▶ [Problem to solve] Print the whole listing exactly.

-- START The data --

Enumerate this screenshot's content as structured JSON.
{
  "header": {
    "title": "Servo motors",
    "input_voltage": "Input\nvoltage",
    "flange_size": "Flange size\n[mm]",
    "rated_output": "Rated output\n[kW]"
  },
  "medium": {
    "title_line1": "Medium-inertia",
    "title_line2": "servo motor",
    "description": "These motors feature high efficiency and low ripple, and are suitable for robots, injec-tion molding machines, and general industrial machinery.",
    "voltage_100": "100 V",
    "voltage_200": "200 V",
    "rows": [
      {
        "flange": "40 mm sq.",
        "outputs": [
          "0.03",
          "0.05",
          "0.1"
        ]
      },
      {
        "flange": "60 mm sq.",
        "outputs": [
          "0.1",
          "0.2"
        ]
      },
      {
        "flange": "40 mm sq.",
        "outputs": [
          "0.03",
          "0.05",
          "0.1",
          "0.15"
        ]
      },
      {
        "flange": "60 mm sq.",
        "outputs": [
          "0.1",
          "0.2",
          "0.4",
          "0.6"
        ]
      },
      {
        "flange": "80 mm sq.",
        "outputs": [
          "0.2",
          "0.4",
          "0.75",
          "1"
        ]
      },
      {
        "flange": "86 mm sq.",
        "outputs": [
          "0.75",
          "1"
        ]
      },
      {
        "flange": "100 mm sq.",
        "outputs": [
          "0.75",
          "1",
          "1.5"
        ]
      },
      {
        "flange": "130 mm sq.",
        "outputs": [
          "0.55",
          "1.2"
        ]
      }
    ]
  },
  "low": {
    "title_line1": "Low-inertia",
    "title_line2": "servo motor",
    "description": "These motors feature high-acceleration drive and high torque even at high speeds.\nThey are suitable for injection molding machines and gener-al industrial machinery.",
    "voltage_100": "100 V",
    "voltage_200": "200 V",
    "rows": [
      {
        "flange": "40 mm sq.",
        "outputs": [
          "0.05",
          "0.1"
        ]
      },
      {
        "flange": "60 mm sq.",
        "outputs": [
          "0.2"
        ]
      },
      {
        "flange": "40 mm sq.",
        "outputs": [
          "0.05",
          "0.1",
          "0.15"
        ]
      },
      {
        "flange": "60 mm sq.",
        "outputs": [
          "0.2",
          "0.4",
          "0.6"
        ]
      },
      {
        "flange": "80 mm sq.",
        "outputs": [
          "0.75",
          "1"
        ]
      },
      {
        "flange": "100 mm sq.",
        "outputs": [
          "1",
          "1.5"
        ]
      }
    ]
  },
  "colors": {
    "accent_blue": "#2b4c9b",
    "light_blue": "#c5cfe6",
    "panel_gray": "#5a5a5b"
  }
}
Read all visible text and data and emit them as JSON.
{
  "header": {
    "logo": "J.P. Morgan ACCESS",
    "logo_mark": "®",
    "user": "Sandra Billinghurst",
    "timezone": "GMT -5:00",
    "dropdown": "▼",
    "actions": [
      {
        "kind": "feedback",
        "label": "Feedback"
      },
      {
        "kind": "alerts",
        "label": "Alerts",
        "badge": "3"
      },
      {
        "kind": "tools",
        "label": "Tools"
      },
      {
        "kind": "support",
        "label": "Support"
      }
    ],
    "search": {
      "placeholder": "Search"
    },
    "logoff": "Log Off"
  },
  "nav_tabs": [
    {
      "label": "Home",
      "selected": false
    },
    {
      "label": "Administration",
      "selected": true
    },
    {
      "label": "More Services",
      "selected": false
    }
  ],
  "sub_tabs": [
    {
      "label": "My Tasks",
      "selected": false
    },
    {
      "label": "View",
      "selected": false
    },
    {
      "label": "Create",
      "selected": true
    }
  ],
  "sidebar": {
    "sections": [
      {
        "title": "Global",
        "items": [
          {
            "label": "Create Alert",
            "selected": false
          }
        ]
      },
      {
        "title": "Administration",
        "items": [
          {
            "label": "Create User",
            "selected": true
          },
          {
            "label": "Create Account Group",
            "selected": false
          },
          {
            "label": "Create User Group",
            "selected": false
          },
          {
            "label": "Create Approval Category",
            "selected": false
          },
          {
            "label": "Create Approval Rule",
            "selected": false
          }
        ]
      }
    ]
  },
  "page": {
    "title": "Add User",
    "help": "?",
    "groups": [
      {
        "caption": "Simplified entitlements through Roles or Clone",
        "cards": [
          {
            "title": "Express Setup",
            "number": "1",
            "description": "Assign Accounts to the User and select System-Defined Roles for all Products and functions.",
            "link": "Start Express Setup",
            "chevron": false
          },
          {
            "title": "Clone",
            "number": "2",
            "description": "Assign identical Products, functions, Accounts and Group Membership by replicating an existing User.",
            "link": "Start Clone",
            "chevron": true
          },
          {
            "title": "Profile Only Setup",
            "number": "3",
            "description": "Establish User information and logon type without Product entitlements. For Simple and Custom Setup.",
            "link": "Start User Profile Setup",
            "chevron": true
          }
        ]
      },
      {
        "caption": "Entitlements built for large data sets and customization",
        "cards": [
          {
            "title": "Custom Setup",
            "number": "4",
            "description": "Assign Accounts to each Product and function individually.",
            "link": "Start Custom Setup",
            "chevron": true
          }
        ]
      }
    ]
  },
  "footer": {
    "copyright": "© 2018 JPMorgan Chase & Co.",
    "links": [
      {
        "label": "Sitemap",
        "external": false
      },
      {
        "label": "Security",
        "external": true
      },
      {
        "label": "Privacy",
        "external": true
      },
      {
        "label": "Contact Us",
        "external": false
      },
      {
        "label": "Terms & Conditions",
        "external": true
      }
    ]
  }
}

-- END The data --

▶ [Answer to this task]
Enumerate this screenshot's content as structured JSON.
{
  "header": {
    "title": "Servo motors",
    "input_voltage": "Input\nvoltage",
    "flange_size": "Flange size\n[mm]",
    "rated_output": "Rated output\n[kW]"
  },
  "medium": {
    "title_line1": "Medium-inertia",
    "title_line2": "servo motor",
    "description": "These motors feature high efficiency and low ripple, and are suitable for robots, injec-tion molding machines, and general industrial machinery.",
    "voltage_100": "100 V",
    "voltage_200": "200 V",
    "rows": [
      {
        "flange": "40 mm sq.",
        "outputs": [
          "0.03",
          "0.05",
          "0.1"
        ]
      },
      {
        "flange": "60 mm sq.",
        "outputs": [
          "0.1",
          "0.2"
        ]
      },
      {
        "flange": "40 mm sq.",
        "outputs": [
          "0.03",
          "0.05",
          "0.1",
          "0.15"
        ]
      },
      {
        "flange": "60 mm sq.",
        "outputs": [
          "0.1",
          "0.2",
          "0.4",
          "0.6"
        ]
      },
      {
        "flange": "80 mm sq.",
        "outputs": [
          "0.2",
          "0.4",
          "0.75",
          "1"
        ]
      },
      {
        "flange": "86 mm sq.",
        "outputs": [
          "0.75",
          "1"
        ]
      },
      {
        "flange": "100 mm sq.",
        "outputs": [
          "0.75",
          "1",
          "1.5"
        ]
      },
      {
        "flange": "130 mm sq.",
        "outputs": [
          "0.55",
          "1.2"
        ]
      }
    ]
  },
  "low": {
    "title_line1": "Low-inertia",
    "title_line2": "servo motor",
    "description": "These motors feature high-acceleration drive and high torque even at high speeds.\nThey are suitable for injection molding machines and gener-al industrial machinery.",
    "voltage_100": "100 V",
    "voltage_200": "200 V",
    "rows": [
      {
        "flange": "40 mm sq.",
        "outputs": [
          "0.05",
          "0.1"
        ]
      },
      {
        "flange": "60 mm sq.",
        "outputs": [
          "0.2"
        ]
      },
      {
        "flange": "40 mm sq.",
        "outputs": [
          "0.05",
          "0.1",
          "0.15"
        ]
      },
      {
        "flange": "60 mm sq.",
        "outputs": [
          "0.2",
          "0.4",
          "0.6"
        ]
      },
      {
        "flange": "80 mm sq.",
        "outputs": [
          "0.75",
          "1"
        ]
      },
      {
        "flange": "100 mm sq.",
        "outputs": [
          "1",
          "1.5"
        ]
      }
    ]
  },
  "colors": {
    "accent_blue": "#2b4c9b",
    "light_blue": "#c5cfe6",
    "panel_gray": "#5a5a5b"
  }
}
Read all visible text and data and emit them as JSON.
{
  "header": {
    "logo": "J.P. Morgan ACCESS",
    "logo_mark": "®",
    "user": "Sandra Billinghurst",
    "timezone": "GMT -5:00",
    "dropdown": "▼",
    "actions": [
      {
        "kind": "feedback",
        "label": "Feedback"
      },
      {
        "kind": "alerts",
        "label": "Alerts",
        "badge": "3"
      },
      {
        "kind": "tools",
        "label": "Tools"
      },
      {
        "kind": "support",
        "label": "Support"
      }
    ],
    "search": {
      "placeholder": "Search"
    },
    "logoff": "Log Off"
  },
  "nav_tabs": [
    {
      "label": "Home",
      "selected": false
    },
    {
      "label": "Administration",
      "selected": true
    },
    {
      "label": "More Services",
      "selected": false
    }
  ],
  "sub_tabs": [
    {
      "label": "My Tasks",
      "selected": false
    },
    {
      "label": "View",
      "selected": false
    },
    {
      "label": "Create",
      "selected": true
    }
  ],
  "sidebar": {
    "sections": [
      {
        "title": "Global",
        "items": [
          {
            "label": "Create Alert",
            "selected": false
          }
        ]
      },
      {
        "title": "Administration",
        "items": [
          {
            "label": "Create User",
            "selected": true
          },
          {
            "label": "Create Account Group",
            "selected": false
          },
          {
            "label": "Create User Group",
            "selected": false
          },
          {
            "label": "Create Approval Category",
            "selected": false
          },
          {
            "label": "Create Approval Rule",
            "selected": false
          }
        ]
      }
    ]
  },
  "page": {
    "title": "Add User",
    "help": "?",
    "groups": [
      {
        "caption": "Simplified entitlements through Roles or Clone",
        "cards": [
          {
            "title": "Express Setup",
            "number": "1",
            "description": "Assign Accounts to the User and select System-Defined Roles for all Products and functions.",
            "link": "Start Express Setup",
            "chevron": false
          },
          {
            "title": "Clone",
            "number": "2",
            "description": "Assign identical Products, functions, Accounts and Group Membership by replicating an existing User.",
            "link": "Start Clone",
            "chevron": true
          },
          {
            "title": "Profile Only Setup",
            "number": "3",
            "description": "Establish User information and logon type without Product entitlements. For Simple and Custom Setup.",
            "link": "Start User Profile Setup",
            "chevron": true
          }
        ]
      },
      {
        "caption": "Entitlements built for large data sets and customization",
        "cards": [
          {
            "title": "Custom Setup",
            "number": "4",
            "description": "Assign Accounts to each Product and function individually.",
            "link": "Start Custom Setup",
            "chevron": true
          }
        ]
      }
    ]
  },
  "footer": {
    "copyright": "© 2018 JPMorgan Chase & Co.",
    "links": [
      {
        "label": "Sitemap",
        "external": false
      },
      {
        "label": "Security",
        "external": true
      },
      {
        "label": "Privacy",
        "external": true
      },
      {
        "label": "Contact Us",
        "external": false
      },
      {
        "label": "Terms & Conditions",
        "external": true
      }
    ]
  }
}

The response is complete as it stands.